Goal of the exercise — Type out the complete listing below word for word, without its pictures.

Material provided —
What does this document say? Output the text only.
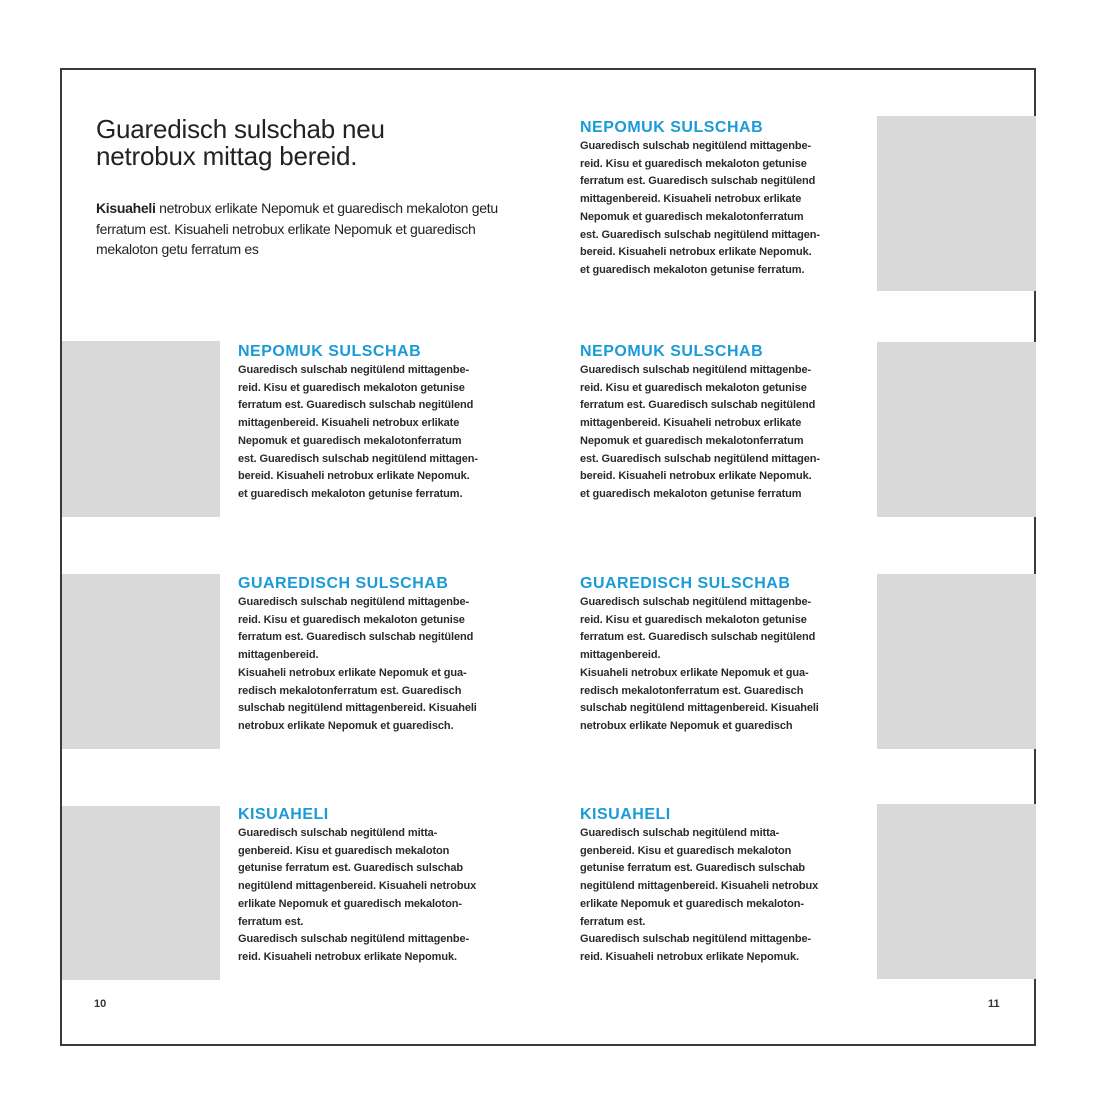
Guaredisch sulschab neu
netrobux mittag bereid.
Kisuaheli netrobux erlikate Nepomuk et guaredisch mekaloton getu ferratum est. Kisuaheli netrobux erlikate Nepomuk et guaredisch mekaloton getu ferratum es
NEPOMUK SULSCHAB
Guaredisch sulschab negitülend mittagenbe-
reid. Kisu et guaredisch mekaloton getunise
ferratum est. Guaredisch sulschab negitülend
mittagenbereid. Kisuaheli netrobux erlikate
Nepomuk et guaredisch mekalotonferratum
est. Guaredisch sulschab negitülend mittagen-
bereid. Kisuaheli netrobux erlikate Nepomuk.
et guaredisch mekaloton getunise ferratum.
NEPOMUK SULSCHAB
Guaredisch sulschab negitülend mittagenbe-
reid. Kisu et guaredisch mekaloton getunise
ferratum est. Guaredisch sulschab negitülend
mittagenbereid. Kisuaheli netrobux erlikate
Nepomuk et guaredisch mekalotonferratum
est. Guaredisch sulschab negitülend mittagen-
bereid. Kisuaheli netrobux erlikate Nepomuk.
et guaredisch mekaloton getunise ferratum.
NEPOMUK SULSCHAB
Guaredisch sulschab negitülend mittagenbe-
reid. Kisu et guaredisch mekaloton getunise
ferratum est. Guaredisch sulschab negitülend
mittagenbereid. Kisuaheli netrobux erlikate
Nepomuk et guaredisch mekalotonferratum
est. Guaredisch sulschab negitülend mittagen-
bereid. Kisuaheli netrobux erlikate Nepomuk.
et guaredisch mekaloton getunise ferratum
GUAREDISCH SULSCHAB
Guaredisch sulschab negitülend mittagenbe-
reid. Kisu et guaredisch mekaloton getunise
ferratum est. Guaredisch sulschab negitülend
mittagenbereid.
Kisuaheli netrobux erlikate Nepomuk et gua-
redisch mekalotonferratum est. Guaredisch
sulschab negitülend mittagenbereid. Kisuaheli
netrobux erlikate Nepomuk et guaredisch.
GUAREDISCH SULSCHAB
Guaredisch sulschab negitülend mittagenbe-
reid. Kisu et guaredisch mekaloton getunise
ferratum est. Guaredisch sulschab negitülend
mittagenbereid.
Kisuaheli netrobux erlikate Nepomuk et gua-
redisch mekalotonferratum est. Guaredisch
sulschab negitülend mittagenbereid. Kisuaheli
netrobux erlikate Nepomuk et guaredisch
KISUAHELI
Guaredisch sulschab negitülend mitta-
genbereid. Kisu et guaredisch mekaloton
getunise ferratum est. Guaredisch sulschab
negitülend mittagenbereid. Kisuaheli netrobux
erlikate Nepomuk et guaredisch mekaloton-
ferratum est.
Guaredisch sulschab negitülend mittagenbe-
reid. Kisuaheli netrobux erlikate Nepomuk.
KISUAHELI
Guaredisch sulschab negitülend mitta-
genbereid. Kisu et guaredisch mekaloton
getunise ferratum est. Guaredisch sulschab
negitülend mittagenbereid. Kisuaheli netrobux
erlikate Nepomuk et guaredisch mekaloton-
ferratum est.
Guaredisch sulschab negitülend mittagenbe-
reid. Kisuaheli netrobux erlikate Nepomuk.
10	11
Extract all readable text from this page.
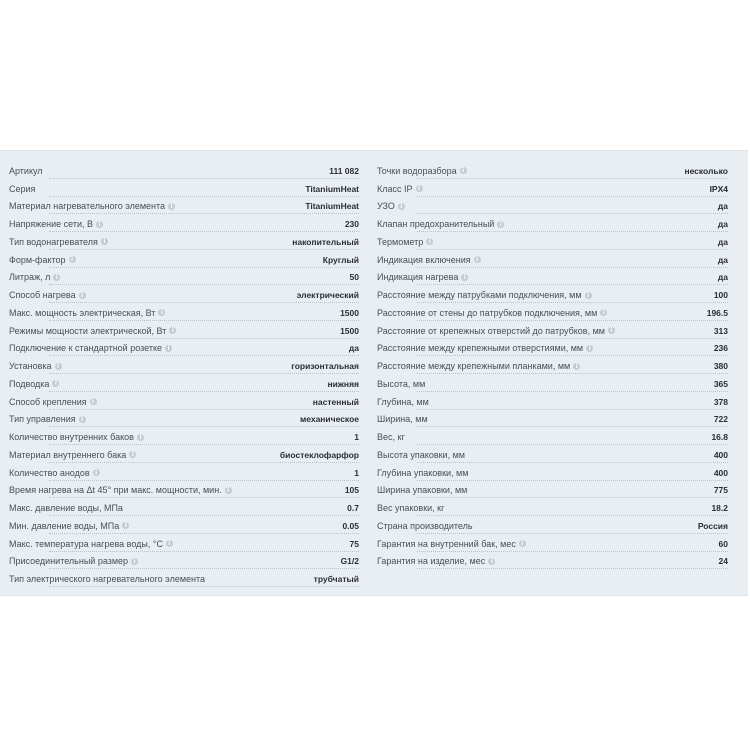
Артикул	111 082
Серия	TitaniumHeat
Материал нагревательного элемента i	TitaniumHeat
Напряжение сети, В i	230
Тип водонагревателя i	накопительный
Форм-фактор i	Круглый
Литраж, л i	50
Способ нагрева i	электрический
Макс. мощность электрическая, Вт i	1500
Режимы мощности электрической, Вт i	1500
Подключение к стандартной розетке i	да
Установка i	горизонтальная
Подводка i	нижняя
Способ крепления i	настенный
Тип управления i	механическое
Количество внутренних баков i	1
Материал внутреннего бака i	биостеклофарфор
Количество анодов i	1
Время нагрева на Δt 45° при макс. мощности, мин. i	105
Макс. давление воды, МПа	0.7
Мин. давление воды, МПа i	0.05
Макс. температура нагрева воды, °С i	75
Присоединительный размер i	G1/2
Тип электрического нагревательного элемента	трубчатый
Точки водоразбора i	несколько
Класс IP i	IPX4
УЗО i	да
Клапан предохранительный i	да
Термометр i	да
Индикация включения i	да
Индикация нагрева i	да
Расстояние между патрубками подключения, мм i	100
Расстояние от стены до патрубков подключения, мм i	196.5
Расстояние от крепежных отверстий до патрубков, мм i	313
Расстояние между крепежными отверстиями, мм i	236
Расстояние между крепежными планками, мм i	380
Высота, мм	365
Глубина, мм	378
Ширина, мм	722
Вес, кг	16.8
Высота упаковки, мм	400
Глубина упаковки, мм	400
Ширина упаковки, мм	775
Вес упаковки, кг	18.2
Страна производитель	Россия
Гарантия на внутренний бак, мес i	60
Гарантия на изделие, мес i	24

Exercise solution —
What does this document say? Output the text only.
Guaredisch sulschab neu
netrobux mittag bereid.
Kisuaheli netrobux erlikate Nepomuk et guaredisch mekaloton getu ferratum est. Kisuaheli netrobux erlikate Nepomuk et guaredisch mekaloton getu ferratum es
NEPOMUK SULSCHAB
Guaredisch sulschab negitülend mittagenbe-
reid. Kisu et guaredisch mekaloton getunise
ferratum est. Guaredisch sulschab negitülend
mittagenbereid. Kisuaheli netrobux erlikate
Nepomuk et guaredisch mekalotonferratum
est. Guaredisch sulschab negitülend mittagen-
bereid. Kisuaheli netrobux erlikate Nepomuk.
et guaredisch mekaloton getunise ferratum.
NEPOMUK SULSCHAB
Guaredisch sulschab negitülend mittagenbe-
reid. Kisu et guaredisch mekaloton getunise
ferratum est. Guaredisch sulschab negitülend
mittagenbereid. Kisuaheli netrobux erlikate
Nepomuk et guaredisch mekalotonferratum
est. Guaredisch sulschab negitülend mittagen-
bereid. Kisuaheli netrobux erlikate Nepomuk.
et guaredisch mekaloton getunise ferratum.
NEPOMUK SULSCHAB
Guaredisch sulschab negitülend mittagenbe-
reid. Kisu et guaredisch mekaloton getunise
ferratum est. Guaredisch sulschab negitülend
mittagenbereid. Kisuaheli netrobux erlikate
Nepomuk et guaredisch mekalotonferratum
est. Guaredisch sulschab negitülend mittagen-
bereid. Kisuaheli netrobux erlikate Nepomuk.
et guaredisch mekaloton getunise ferratum
GUAREDISCH SULSCHAB
Guaredisch sulschab negitülend mittagenbe-
reid. Kisu et guaredisch mekaloton getunise
ferratum est. Guaredisch sulschab negitülend
mittagenbereid.
Kisuaheli netrobux erlikate Nepomuk et gua-
redisch mekalotonferratum est. Guaredisch
sulschab negitülend mittagenbereid. Kisuaheli
netrobux erlikate Nepomuk et guaredisch.
GUAREDISCH SULSCHAB
Guaredisch sulschab negitülend mittagenbe-
reid. Kisu et guaredisch mekaloton getunise
ferratum est. Guaredisch sulschab negitülend
mittagenbereid.
Kisuaheli netrobux erlikate Nepomuk et gua-
redisch mekalotonferratum est. Guaredisch
sulschab negitülend mittagenbereid. Kisuaheli
netrobux erlikate Nepomuk et guaredisch
KISUAHELI
Guaredisch sulschab negitülend mitta-
genbereid. Kisu et guaredisch mekaloton
getunise ferratum est. Guaredisch sulschab
negitülend mittagenbereid. Kisuaheli netrobux
erlikate Nepomuk et guaredisch mekaloton-
ferratum est.
Guaredisch sulschab negitülend mittagenbe-
reid. Kisuaheli netrobux erlikate Nepomuk.
KISUAHELI
Guaredisch sulschab negitülend mitta-
genbereid. Kisu et guaredisch mekaloton
getunise ferratum est. Guaredisch sulschab
negitülend mittagenbereid. Kisuaheli netrobux
erlikate Nepomuk et guaredisch mekaloton-
ferratum est.
Guaredisch sulschab negitülend mittagenbe-
reid. Kisuaheli netrobux erlikate Nepomuk.
10	11
Extract all readable text from this page.
Артикул	111 082
Серия	TitaniumHeat
Материал нагревательного элемента i	TitaniumHeat
Напряжение сети, В i	230
Тип водонагревателя i	накопительный
Форм-фактор i	Круглый
Литраж, л i	50
Способ нагрева i	электрический
Макс. мощность электрическая, Вт i	1500
Режимы мощности электрической, Вт i	1500
Подключение к стандартной розетке i	да
Установка i	горизонтальная
Подводка i	нижняя
Способ крепления i	настенный
Тип управления i	механическое
Количество внутренних баков i	1
Материал внутреннего бака i	биостеклофарфор
Количество анодов i	1
Время нагрева на Δt 45° при макс. мощности, мин. i	105
Макс. давление воды, МПа	0.7
Мин. давление воды, МПа i	0.05
Макс. температура нагрева воды, °С i	75
Присоединительный размер i	G1/2
Тип электрического нагревательного элемента	трубчатый
Точки водоразбора i	несколько
Класс IP i	IPX4
УЗО i	да
Клапан предохранительный i	да
Термометр i	да
Индикация включения i	да
Индикация нагрева i	да
Расстояние между патрубками подключения, мм i	100
Расстояние от стены до патрубков подключения, мм i	196.5
Расстояние от крепежных отверстий до патрубков, мм i	313
Расстояние между крепежными отверстиями, мм i	236
Расстояние между крепежными планками, мм i	380
Высота, мм	365
Глубина, мм	378
Ширина, мм	722
Вес, кг	16.8
Высота упаковки, мм	400
Глубина упаковки, мм	400
Ширина упаковки, мм	775
Вес упаковки, кг	18.2
Страна производитель	Россия
Гарантия на внутренний бак, мес i	60
Гарантия на изделие, мес i	24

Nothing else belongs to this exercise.